Written instruction –
Identify the lines that contain the string "Group", then copy each of them.

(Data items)
- - -
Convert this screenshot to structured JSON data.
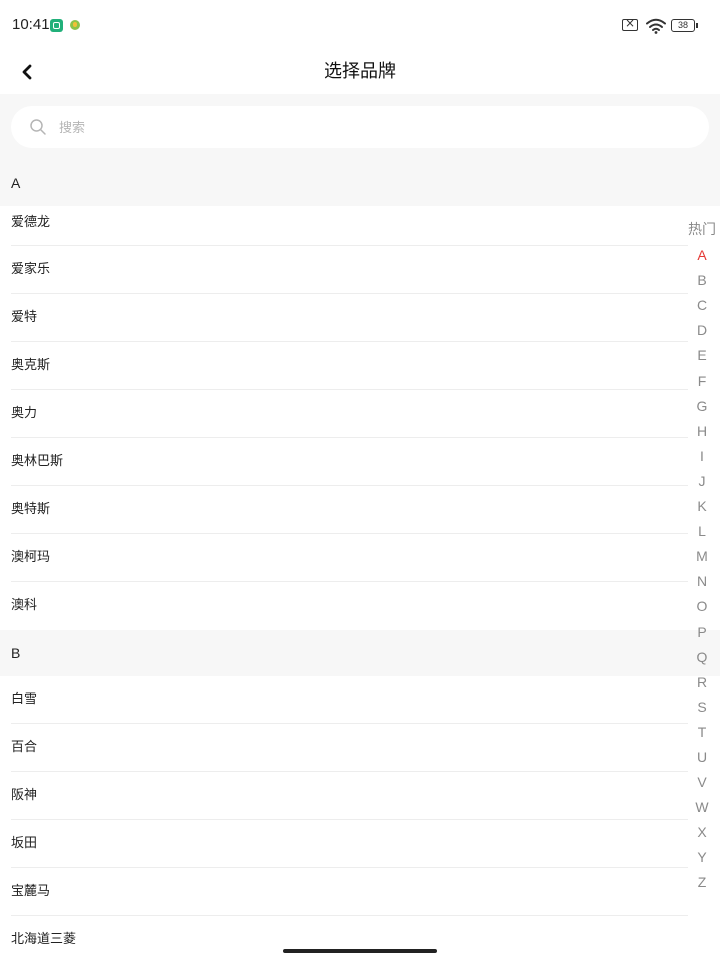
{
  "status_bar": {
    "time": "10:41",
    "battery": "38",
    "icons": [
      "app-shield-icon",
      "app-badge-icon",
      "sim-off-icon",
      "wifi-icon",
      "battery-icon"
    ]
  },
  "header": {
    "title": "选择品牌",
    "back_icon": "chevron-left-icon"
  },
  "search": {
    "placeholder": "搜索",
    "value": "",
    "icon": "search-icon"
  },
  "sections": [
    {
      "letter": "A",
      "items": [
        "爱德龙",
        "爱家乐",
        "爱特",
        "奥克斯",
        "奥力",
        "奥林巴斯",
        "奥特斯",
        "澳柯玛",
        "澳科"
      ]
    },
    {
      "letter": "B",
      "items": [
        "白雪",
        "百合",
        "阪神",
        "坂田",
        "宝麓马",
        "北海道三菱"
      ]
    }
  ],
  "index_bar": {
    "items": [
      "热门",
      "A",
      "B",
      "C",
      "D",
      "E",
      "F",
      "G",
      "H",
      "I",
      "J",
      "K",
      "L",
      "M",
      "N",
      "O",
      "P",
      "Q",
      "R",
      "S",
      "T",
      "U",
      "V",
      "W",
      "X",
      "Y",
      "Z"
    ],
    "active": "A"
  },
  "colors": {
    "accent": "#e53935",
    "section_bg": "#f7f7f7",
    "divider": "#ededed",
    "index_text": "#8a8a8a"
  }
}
- - -
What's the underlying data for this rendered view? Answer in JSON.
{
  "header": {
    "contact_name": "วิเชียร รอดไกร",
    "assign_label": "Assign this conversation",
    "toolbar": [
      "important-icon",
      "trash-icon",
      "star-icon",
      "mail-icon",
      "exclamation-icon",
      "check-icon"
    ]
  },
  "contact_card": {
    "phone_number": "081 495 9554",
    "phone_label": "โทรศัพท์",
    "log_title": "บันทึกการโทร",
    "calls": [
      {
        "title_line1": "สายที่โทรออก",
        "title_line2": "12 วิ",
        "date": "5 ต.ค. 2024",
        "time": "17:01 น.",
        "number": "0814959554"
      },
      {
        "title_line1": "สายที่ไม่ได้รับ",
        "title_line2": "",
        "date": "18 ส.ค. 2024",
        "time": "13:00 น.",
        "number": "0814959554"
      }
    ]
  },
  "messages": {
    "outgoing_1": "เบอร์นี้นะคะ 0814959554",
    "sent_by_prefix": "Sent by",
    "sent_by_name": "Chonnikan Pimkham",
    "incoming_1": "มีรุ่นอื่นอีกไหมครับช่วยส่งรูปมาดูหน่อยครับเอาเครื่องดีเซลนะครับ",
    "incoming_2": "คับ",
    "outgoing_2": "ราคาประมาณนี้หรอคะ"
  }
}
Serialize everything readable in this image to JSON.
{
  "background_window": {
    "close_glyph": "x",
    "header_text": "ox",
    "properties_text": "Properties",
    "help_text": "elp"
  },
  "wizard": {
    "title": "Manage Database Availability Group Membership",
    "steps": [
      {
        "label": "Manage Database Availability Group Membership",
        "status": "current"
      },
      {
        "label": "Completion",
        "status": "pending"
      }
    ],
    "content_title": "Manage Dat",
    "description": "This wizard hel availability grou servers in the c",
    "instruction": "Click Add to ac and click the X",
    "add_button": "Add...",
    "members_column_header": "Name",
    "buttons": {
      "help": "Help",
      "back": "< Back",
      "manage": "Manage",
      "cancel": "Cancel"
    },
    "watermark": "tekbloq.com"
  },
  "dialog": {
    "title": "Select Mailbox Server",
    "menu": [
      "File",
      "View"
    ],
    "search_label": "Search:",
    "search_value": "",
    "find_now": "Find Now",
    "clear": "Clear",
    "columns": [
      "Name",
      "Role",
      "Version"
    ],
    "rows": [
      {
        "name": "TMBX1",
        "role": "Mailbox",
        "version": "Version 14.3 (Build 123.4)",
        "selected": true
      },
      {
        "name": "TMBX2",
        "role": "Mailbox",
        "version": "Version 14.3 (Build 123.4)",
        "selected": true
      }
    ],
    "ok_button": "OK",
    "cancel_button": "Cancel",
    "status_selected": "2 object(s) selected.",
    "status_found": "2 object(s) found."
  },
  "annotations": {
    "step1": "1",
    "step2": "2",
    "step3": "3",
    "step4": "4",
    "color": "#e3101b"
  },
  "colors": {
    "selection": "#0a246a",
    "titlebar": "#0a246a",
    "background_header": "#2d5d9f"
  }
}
- - -
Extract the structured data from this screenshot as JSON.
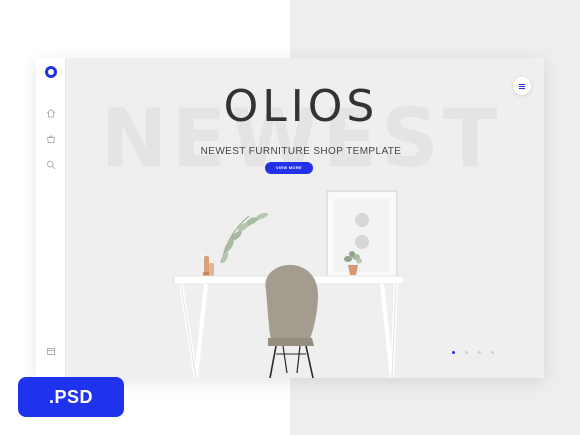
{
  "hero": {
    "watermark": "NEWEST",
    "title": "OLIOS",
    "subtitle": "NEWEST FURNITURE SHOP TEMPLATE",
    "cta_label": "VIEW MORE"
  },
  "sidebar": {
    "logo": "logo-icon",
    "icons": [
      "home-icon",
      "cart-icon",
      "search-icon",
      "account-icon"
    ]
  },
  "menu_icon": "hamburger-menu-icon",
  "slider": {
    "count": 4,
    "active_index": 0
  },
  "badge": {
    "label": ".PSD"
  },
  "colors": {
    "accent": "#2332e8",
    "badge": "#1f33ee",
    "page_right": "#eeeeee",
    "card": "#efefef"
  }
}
- - -
In response –
    "title": "Manage Database Availability Group Membership",
        "label": "Manage Database Availability Group Membership",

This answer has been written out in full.